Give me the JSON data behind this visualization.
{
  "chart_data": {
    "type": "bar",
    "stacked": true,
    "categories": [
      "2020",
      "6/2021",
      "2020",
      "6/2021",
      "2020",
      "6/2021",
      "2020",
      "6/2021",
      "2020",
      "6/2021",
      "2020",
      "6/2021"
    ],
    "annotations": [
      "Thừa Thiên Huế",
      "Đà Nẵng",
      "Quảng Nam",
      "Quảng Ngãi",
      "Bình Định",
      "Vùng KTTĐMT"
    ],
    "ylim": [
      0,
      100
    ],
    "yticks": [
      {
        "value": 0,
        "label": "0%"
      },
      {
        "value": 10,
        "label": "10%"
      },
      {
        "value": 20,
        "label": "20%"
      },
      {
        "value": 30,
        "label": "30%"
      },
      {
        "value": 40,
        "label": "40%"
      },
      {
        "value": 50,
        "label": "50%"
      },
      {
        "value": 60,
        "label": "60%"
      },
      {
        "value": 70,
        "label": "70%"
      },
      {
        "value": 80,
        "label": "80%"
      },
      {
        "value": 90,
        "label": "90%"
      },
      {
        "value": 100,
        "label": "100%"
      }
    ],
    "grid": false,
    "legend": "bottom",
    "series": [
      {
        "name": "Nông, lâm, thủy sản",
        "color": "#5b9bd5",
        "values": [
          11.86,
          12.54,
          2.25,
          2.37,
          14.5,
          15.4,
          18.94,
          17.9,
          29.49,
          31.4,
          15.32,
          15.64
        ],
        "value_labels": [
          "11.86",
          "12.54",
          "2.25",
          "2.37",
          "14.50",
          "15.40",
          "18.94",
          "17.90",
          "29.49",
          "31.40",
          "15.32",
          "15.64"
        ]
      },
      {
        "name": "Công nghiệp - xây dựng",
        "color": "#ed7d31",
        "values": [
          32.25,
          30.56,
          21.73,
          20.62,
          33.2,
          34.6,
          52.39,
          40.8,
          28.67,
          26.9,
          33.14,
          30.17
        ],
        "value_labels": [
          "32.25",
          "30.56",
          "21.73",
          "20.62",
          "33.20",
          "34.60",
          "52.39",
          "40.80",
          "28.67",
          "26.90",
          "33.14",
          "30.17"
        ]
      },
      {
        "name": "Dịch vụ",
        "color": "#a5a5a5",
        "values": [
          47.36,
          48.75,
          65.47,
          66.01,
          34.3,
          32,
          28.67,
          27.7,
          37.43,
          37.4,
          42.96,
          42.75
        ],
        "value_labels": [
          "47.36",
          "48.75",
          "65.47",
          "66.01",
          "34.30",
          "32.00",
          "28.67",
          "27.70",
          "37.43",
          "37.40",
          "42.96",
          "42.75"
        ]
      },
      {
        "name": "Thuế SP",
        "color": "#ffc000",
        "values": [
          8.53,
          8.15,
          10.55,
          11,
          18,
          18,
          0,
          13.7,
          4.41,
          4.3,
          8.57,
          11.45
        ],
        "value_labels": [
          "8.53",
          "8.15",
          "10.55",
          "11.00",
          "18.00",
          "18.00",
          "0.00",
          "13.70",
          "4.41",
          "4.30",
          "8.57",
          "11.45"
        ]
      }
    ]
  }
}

*What is needed*
Each line that has the word "color" should be copied.

*Full response*
        "color": "#5b9bd5",
        "color": "#ed7d31",
        "color": "#a5a5a5",
        "color": "#ffc000",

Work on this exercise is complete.